▸ **Task to carry out**
Exclude all pictures, then copy each of the records exactly as written.

Dataset excerpt

* BEGIN *

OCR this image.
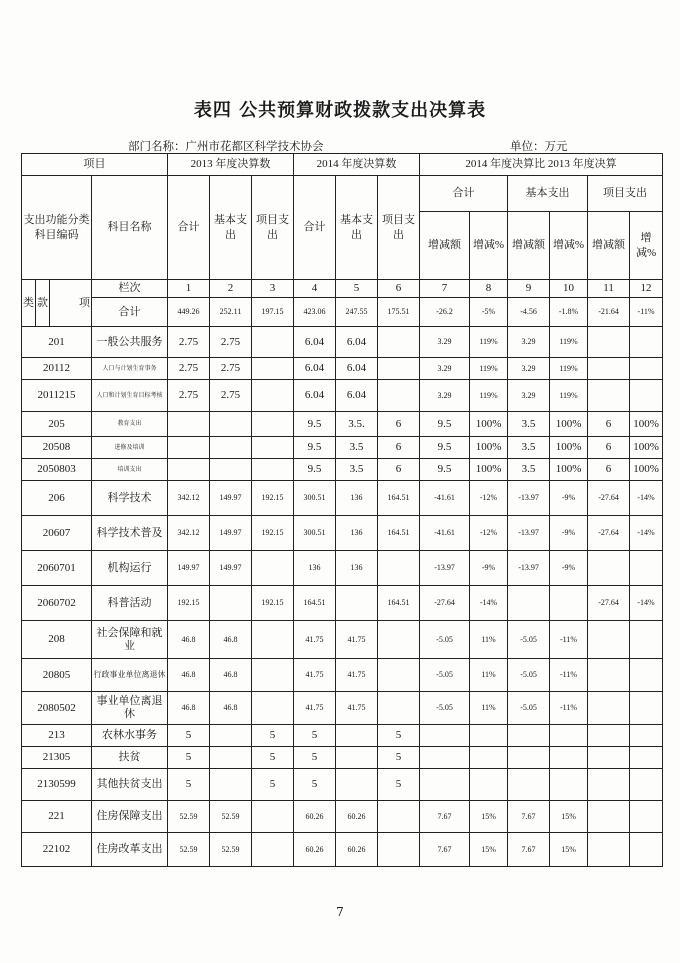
表四 公共预算财政拨款支出决算表
部门名称：广州市花都区科学技术协会	单位：万元
项目				2013 年度决算数			2014 年度决算数			2014 年度决算比 2013 年度决算					
支出功能分类科目编码			科目名称	合计	基本支出	项目支出	合计	基本支出	项目支出	合计		基本支出		项目支出	
										增减额	增减%	增减额	增减%	增减额	增减%
类	款	项	栏次	1	2	3	4	5	6	7	8	9	10	11	12
			合计	449.26	252.11	197.15	423.06	247.55	175.51	-26.2	-5%	-4.56	-1.8%	-21.64	-11%
201			一般公共服务	2.75	2.75		6.04	6.04		3.29	119%	3.29	119%		
20112			人口与计划生育事务	2.75	2.75		6.04	6.04		3.29	119%	3.29	119%		
2011215			人口和计划生育目标考核	2.75	2.75		6.04	6.04		3.29	119%	3.29	119%		
205			教育支出				9.5	3.5.	6	9.5	100%	3.5	100%	6	100%
20508			进修及培训				9.5	3.5	6	9.5	100%	3.5	100%	6	100%
2050803			培训支出				9.5	3.5	6	9.5	100%	3.5	100%	6	100%
206			科学技术	342.12	149.97	192.15	300.51	136	164.51	-41.61	-12%	-13.97	-9%	-27.64	-14%
20607			科学技术普及	342.12	149.97	192.15	300.51	136	164.51	-41.61	-12%	-13.97	-9%	-27.64	-14%
2060701			机构运行	149.97	149.97		136	136		-13.97	-9%	-13.97	-9%		
2060702			科普活动	192.15		192.15	164.51		164.51	-27.64	-14%			-27.64	-14%
208			社会保障和就业	46.8	46.8		41.75	41.75		-5.05	11%	-5.05	-11%		
20805			行政事业单位离退休	46.8	46.8		41.75	41.75		-5.05	11%	-5.05	-11%		
2080502			事业单位离退休	46.8	46.8		41.75	41.75		-5.05	11%	-5.05	-11%		
213			农林水事务	5		5	5		5						
21305			扶贫	5		5	5		5						
2130599			其他扶贫支出	5		5	5		5						
221			住房保障支出	52.59	52.59		60.26	60.26		7.67	15%	7.67	15%		
22102			住房改革支出	52.59	52.59		60.26	60.26		7.67	15%	7.67	15%		
7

* END *

▸ **Problem solution**
OCR this image.
表四 公共预算财政拨款支出决算表
部门名称：广州市花都区科学技术协会	单位：万元
项目				2013 年度决算数			2014 年度决算数			2014 年度决算比 2013 年度决算					
支出功能分类科目编码			科目名称	合计	基本支出	项目支出	合计	基本支出	项目支出	合计		基本支出		项目支出	
										增减额	增减%	增减额	增减%	增减额	增减%
类	款	项	栏次	1	2	3	4	5	6	7	8	9	10	11	12
			合计	449.26	252.11	197.15	423.06	247.55	175.51	-26.2	-5%	-4.56	-1.8%	-21.64	-11%
201			一般公共服务	2.75	2.75		6.04	6.04		3.29	119%	3.29	119%		
20112			人口与计划生育事务	2.75	2.75		6.04	6.04		3.29	119%	3.29	119%		
2011215			人口和计划生育目标考核	2.75	2.75		6.04	6.04		3.29	119%	3.29	119%		
205			教育支出				9.5	3.5.	6	9.5	100%	3.5	100%	6	100%
20508			进修及培训				9.5	3.5	6	9.5	100%	3.5	100%	6	100%
2050803			培训支出				9.5	3.5	6	9.5	100%	3.5	100%	6	100%
206			科学技术	342.12	149.97	192.15	300.51	136	164.51	-41.61	-12%	-13.97	-9%	-27.64	-14%
20607			科学技术普及	342.12	149.97	192.15	300.51	136	164.51	-41.61	-12%	-13.97	-9%	-27.64	-14%
2060701			机构运行	149.97	149.97		136	136		-13.97	-9%	-13.97	-9%		
2060702			科普活动	192.15		192.15	164.51		164.51	-27.64	-14%			-27.64	-14%
208			社会保障和就业	46.8	46.8		41.75	41.75		-5.05	11%	-5.05	-11%		
20805			行政事业单位离退休	46.8	46.8		41.75	41.75		-5.05	11%	-5.05	-11%		
2080502			事业单位离退休	46.8	46.8		41.75	41.75		-5.05	11%	-5.05	-11%		
213			农林水事务	5		5	5		5						
21305			扶贫	5		5	5		5						
2130599			其他扶贫支出	5		5	5		5						
221			住房保障支出	52.59	52.59		60.26	60.26		7.67	15%	7.67	15%		
22102			住房改革支出	52.59	52.59		60.26	60.26		7.67	15%	7.67	15%		
7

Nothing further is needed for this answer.